* Passage shown *
:::

To advance the core tenants of IAEA INFCIRC/908 and Revision 1, the Advancing INFCIRC/908 International Working Group is producing a webinar series that revisits select content from the March 2024 Symposium, including Frank’s April 2025 webinar that reprised and updated his Symposium presentation:

“Exploring Predictive Analytic Threat Assessment Models for Proactive Insider Threat Mitigation”

Based on two decades of research, the presentation discussed technical challenges and recent insights in developing and testing behavioral science-based models for proactive insider threat mitigation and featured the updated SOFIT insider threat indicator knowledge base. The presentation may be viewed at the INFCIRC website and here.

A Q&A session followed the presentation, but since there was not enough time to address all the questions that were contributed by attendees, this blog provides a more complete set of answers.

  1. Within the SOFIT model where do most organizations get it wrong?
    The SOFIT framework encourages organizations to consider behavioral factors that support a more proactive approach that aims to identify at-risk individuals and apply mitigation strategies to help them find an “offramp” from the critical pathway. However, if the insider risk analysts focus on individual PRIs rather than combinations, this can undermine the whole-person/proactive mitigation strategy. Many individual PRIs are not sufficient, by themselves, to trigger an insider risk alert, but when considered together with other PRIs, this pattern may yield an actionable insider risk assessment.
  2. How do the models account for the potential for human error or bias in the data collection and analysis process?
    As described in a 2022 INSA white paper on bias, “Bias is a pattern of decision-making that favors one group, person, or thing over another, while unfairly discriminating against the remainder of the choices.”  As described in the white paper, human sources of bias (“cognitive biases”) include the availability bias (e.g., bias toward familiarity), confirmation bias (e.g, interpreting information in ways that support existing beliefs), and anchoring bias (e.g., initial evidence may be weighted more heavily than later information), among others. Ways that decision makers overcome cognitive biases include structured decision making strategies and effective anonymization of data. For insider threat programs, a multidisciplinary insider risk management team comprising individuals with diverse backgrounds, professional experience, and representing different disciplines will help to reduce various biases.

    The models I have studied are built upon expert judgments, and as such, biases that are present in expert judgments can be reflected in the models. One way to reduce the impact of individual biases on decision support tools is to aggregate the judgments of many experts, across several disciplines, rather than basing the model on a single or just a few experts. When we conduct expert knowledge elicitation exercises to help inform our models, we look for experts with a range of backgrounds and disciplines including security, cybersecurity, human resources, behavioral sciences, legal, etc.

:::

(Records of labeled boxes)
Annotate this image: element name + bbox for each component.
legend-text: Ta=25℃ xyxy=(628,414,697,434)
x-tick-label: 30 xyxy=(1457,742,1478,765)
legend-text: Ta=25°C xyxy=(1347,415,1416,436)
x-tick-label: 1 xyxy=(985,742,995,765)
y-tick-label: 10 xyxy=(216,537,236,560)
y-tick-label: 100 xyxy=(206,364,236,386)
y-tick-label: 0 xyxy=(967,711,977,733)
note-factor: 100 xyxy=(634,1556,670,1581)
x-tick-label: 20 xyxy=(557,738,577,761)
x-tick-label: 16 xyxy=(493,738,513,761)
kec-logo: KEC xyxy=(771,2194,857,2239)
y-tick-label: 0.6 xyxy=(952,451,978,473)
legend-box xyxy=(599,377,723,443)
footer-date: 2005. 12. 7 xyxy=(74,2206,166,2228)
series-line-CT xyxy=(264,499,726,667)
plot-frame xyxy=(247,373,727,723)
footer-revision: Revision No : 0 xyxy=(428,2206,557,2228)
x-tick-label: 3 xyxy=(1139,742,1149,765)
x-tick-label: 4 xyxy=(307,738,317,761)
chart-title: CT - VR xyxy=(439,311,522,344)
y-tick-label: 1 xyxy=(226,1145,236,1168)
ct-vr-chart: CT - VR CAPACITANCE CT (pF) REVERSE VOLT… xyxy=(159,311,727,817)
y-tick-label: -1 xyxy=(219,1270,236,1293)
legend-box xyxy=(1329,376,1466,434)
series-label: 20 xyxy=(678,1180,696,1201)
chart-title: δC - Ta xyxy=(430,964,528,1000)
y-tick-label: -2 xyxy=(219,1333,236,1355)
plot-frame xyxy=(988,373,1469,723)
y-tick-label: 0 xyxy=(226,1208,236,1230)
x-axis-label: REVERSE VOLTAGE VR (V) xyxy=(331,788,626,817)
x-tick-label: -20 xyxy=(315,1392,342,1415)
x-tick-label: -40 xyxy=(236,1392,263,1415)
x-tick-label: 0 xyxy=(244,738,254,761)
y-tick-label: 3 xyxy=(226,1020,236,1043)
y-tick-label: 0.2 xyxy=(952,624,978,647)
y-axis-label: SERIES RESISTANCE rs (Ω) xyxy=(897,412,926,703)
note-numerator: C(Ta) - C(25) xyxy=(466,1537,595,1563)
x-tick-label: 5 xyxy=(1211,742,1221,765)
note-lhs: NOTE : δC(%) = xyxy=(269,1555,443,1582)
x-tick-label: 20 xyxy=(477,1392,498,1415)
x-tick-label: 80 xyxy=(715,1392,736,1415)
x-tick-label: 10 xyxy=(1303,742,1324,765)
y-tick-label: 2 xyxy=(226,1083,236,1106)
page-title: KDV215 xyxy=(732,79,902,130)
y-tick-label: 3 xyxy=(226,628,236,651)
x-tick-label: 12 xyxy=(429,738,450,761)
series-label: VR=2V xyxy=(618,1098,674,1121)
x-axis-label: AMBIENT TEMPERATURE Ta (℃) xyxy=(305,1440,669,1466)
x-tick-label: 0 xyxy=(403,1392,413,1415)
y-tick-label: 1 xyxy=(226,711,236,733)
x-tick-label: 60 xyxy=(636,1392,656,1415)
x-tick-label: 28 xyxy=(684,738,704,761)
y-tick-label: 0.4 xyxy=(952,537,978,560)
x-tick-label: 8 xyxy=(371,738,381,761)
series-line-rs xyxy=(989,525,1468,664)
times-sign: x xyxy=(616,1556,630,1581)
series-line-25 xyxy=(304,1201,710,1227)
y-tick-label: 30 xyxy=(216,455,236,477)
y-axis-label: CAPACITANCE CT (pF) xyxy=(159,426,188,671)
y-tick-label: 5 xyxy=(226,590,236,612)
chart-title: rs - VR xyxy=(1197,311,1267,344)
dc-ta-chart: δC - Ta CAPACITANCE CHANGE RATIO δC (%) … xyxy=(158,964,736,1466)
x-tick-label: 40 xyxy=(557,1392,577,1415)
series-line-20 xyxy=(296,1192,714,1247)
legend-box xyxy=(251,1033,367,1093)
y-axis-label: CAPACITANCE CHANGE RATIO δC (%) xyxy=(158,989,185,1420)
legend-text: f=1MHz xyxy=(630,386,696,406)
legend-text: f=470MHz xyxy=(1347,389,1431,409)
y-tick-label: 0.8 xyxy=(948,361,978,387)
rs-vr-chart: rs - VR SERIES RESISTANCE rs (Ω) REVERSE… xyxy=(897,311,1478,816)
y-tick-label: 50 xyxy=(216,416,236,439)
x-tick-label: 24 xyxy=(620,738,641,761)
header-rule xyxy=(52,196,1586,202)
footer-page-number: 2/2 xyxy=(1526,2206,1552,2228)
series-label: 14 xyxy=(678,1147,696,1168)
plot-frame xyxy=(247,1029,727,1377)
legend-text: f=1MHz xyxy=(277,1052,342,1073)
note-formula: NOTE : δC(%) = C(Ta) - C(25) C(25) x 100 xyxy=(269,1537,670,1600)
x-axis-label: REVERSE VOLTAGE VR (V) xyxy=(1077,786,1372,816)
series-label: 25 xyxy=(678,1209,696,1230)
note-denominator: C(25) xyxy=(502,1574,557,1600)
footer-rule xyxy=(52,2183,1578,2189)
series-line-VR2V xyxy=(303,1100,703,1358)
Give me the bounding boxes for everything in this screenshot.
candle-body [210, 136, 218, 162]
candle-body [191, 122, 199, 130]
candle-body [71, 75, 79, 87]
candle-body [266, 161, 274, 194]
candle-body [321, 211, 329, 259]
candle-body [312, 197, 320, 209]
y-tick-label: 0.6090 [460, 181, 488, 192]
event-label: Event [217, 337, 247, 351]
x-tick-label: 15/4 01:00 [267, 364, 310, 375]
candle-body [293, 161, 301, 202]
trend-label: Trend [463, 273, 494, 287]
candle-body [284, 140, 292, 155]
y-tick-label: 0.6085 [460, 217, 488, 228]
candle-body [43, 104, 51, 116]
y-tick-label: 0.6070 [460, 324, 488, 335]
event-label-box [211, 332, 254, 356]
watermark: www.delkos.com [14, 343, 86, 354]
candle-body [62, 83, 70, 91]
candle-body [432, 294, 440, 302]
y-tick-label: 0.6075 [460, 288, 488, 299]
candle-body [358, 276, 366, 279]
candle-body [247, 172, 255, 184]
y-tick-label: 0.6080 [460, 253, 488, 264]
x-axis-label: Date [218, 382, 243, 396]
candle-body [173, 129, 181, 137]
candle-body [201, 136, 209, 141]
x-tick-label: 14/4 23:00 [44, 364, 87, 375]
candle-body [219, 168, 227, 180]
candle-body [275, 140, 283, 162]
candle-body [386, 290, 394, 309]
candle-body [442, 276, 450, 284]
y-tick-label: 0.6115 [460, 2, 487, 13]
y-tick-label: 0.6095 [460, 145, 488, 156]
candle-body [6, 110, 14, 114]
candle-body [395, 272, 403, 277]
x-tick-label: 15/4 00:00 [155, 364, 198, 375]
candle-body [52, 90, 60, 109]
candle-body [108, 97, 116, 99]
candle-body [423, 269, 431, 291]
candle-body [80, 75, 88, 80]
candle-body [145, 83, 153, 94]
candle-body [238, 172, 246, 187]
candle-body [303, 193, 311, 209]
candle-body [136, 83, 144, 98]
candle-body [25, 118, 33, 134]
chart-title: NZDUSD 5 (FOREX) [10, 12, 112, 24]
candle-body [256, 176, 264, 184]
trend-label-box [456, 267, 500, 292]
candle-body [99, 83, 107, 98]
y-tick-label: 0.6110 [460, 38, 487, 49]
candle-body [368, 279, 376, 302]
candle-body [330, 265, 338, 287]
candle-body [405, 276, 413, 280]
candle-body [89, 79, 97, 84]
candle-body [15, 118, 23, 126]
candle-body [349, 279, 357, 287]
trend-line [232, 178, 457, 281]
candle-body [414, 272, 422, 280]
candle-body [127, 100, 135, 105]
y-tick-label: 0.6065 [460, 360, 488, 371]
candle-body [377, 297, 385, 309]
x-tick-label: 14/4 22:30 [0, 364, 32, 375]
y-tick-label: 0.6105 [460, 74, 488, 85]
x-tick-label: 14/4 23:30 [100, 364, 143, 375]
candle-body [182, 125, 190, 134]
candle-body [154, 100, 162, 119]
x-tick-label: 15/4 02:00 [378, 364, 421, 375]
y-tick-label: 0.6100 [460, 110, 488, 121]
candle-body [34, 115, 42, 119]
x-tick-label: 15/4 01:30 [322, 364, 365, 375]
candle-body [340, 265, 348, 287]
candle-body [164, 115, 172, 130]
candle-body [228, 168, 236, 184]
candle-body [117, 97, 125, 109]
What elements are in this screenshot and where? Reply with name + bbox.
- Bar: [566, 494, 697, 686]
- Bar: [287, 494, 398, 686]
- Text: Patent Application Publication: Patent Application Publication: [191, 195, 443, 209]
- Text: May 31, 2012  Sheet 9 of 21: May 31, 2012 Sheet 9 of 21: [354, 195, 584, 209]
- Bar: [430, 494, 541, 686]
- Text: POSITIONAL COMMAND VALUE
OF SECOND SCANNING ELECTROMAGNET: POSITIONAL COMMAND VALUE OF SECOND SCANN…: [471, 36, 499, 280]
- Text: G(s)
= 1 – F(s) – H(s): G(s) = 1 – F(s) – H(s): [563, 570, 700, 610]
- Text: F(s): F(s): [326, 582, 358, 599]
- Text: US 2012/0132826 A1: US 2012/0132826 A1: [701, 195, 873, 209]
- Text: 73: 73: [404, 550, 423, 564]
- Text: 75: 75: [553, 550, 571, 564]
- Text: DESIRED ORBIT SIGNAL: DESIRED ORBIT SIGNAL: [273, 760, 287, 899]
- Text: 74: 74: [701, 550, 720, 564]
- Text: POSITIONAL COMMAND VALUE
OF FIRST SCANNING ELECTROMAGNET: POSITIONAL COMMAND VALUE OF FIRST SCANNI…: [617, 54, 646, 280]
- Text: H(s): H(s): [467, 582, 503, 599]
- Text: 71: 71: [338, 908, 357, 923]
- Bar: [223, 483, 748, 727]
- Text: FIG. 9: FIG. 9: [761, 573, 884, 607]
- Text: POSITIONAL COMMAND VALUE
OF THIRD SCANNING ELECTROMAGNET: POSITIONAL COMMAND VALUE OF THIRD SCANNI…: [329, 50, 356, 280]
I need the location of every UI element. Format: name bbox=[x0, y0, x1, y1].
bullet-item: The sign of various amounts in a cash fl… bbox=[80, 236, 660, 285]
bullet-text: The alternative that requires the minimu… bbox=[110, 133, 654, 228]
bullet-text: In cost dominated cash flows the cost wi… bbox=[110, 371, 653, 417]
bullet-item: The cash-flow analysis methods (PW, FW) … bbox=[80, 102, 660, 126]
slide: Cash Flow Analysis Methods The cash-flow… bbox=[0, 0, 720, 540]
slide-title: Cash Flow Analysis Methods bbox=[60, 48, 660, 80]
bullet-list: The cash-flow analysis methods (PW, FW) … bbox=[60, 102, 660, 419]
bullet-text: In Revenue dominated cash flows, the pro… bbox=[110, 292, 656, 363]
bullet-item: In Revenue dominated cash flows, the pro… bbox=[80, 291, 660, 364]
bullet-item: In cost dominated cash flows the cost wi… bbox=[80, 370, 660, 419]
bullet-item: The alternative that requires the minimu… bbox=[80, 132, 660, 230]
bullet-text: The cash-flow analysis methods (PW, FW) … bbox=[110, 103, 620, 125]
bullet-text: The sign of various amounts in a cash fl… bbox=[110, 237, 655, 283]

:::

* Exercise brief *
Please list every cognitive bias that the insider threat passage names. These rows were taken from a different source than the passage.

* Task response *
Availability bias, confirmation bias, anchoring bias